* Aim
Copy out every record precisely.

* Data in this exercise
========
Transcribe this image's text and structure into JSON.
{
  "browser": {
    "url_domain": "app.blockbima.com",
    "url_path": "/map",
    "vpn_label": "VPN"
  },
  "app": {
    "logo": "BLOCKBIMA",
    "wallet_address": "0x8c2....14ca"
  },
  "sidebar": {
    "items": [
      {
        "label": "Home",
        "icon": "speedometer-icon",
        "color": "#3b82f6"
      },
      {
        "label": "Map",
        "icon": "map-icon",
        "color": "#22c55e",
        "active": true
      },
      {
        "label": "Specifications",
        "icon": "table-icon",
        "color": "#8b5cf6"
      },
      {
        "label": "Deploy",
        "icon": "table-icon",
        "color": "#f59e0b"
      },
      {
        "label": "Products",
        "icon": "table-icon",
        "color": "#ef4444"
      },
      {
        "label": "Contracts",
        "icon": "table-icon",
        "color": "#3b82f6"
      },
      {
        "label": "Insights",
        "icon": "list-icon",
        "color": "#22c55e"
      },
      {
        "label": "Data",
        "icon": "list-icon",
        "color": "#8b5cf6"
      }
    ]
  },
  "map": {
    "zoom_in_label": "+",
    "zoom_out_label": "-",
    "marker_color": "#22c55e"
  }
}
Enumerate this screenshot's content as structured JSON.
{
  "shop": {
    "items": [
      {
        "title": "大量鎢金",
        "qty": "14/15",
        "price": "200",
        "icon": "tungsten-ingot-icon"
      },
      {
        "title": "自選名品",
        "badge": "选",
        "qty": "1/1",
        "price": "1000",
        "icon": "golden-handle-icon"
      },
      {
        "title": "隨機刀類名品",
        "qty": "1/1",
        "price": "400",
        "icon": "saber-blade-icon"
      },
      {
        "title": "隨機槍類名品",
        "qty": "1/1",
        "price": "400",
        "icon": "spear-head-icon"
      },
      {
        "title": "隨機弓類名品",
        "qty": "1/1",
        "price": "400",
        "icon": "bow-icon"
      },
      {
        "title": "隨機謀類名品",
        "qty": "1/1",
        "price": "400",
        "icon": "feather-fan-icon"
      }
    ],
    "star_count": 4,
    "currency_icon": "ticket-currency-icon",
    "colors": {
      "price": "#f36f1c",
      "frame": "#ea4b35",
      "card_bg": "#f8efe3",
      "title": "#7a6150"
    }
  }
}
========
* Task result
Transcribe this image's text and structure into JSON.
{
  "browser": {
    "url_domain": "app.blockbima.com",
    "url_path": "/map",
    "vpn_label": "VPN"
  },
  "app": {
    "logo": "BLOCKBIMA",
    "wallet_address": "0x8c2....14ca"
  },
  "sidebar": {
    "items": [
      {
        "label": "Home",
        "icon": "speedometer-icon",
        "color": "#3b82f6"
      },
      {
        "label": "Map",
        "icon": "map-icon",
        "color": "#22c55e",
        "active": true
      },
      {
        "label": "Specifications",
        "icon": "table-icon",
        "color": "#8b5cf6"
      },
      {
        "label": "Deploy",
        "icon": "table-icon",
        "color": "#f59e0b"
      },
      {
        "label": "Products",
        "icon": "table-icon",
        "color": "#ef4444"
      },
      {
        "label": "Contracts",
        "icon": "table-icon",
        "color": "#3b82f6"
      },
      {
        "label": "Insights",
        "icon": "list-icon",
        "color": "#22c55e"
      },
      {
        "label": "Data",
        "icon": "list-icon",
        "color": "#8b5cf6"
      }
    ]
  },
  "map": {
    "zoom_in_label": "+",
    "zoom_out_label": "-",
    "marker_color": "#22c55e"
  }
}
Enumerate this screenshot's content as structured JSON.
{
  "shop": {
    "items": [
      {
        "title": "大量鎢金",
        "qty": "14/15",
        "price": "200",
        "icon": "tungsten-ingot-icon"
      },
      {
        "title": "自選名品",
        "badge": "选",
        "qty": "1/1",
        "price": "1000",
        "icon": "golden-handle-icon"
      },
      {
        "title": "隨機刀類名品",
        "qty": "1/1",
        "price": "400",
        "icon": "saber-blade-icon"
      },
      {
        "title": "隨機槍類名品",
        "qty": "1/1",
        "price": "400",
        "icon": "spear-head-icon"
      },
      {
        "title": "隨機弓類名品",
        "qty": "1/1",
        "price": "400",
        "icon": "bow-icon"
      },
      {
        "title": "隨機謀類名品",
        "qty": "1/1",
        "price": "400",
        "icon": "feather-fan-icon"
      }
    ],
    "star_count": 4,
    "currency_icon": "ticket-currency-icon",
    "colors": {
      "price": "#f36f1c",
      "frame": "#ea4b35",
      "card_bg": "#f8efe3",
      "title": "#7a6150"
    }
  }
}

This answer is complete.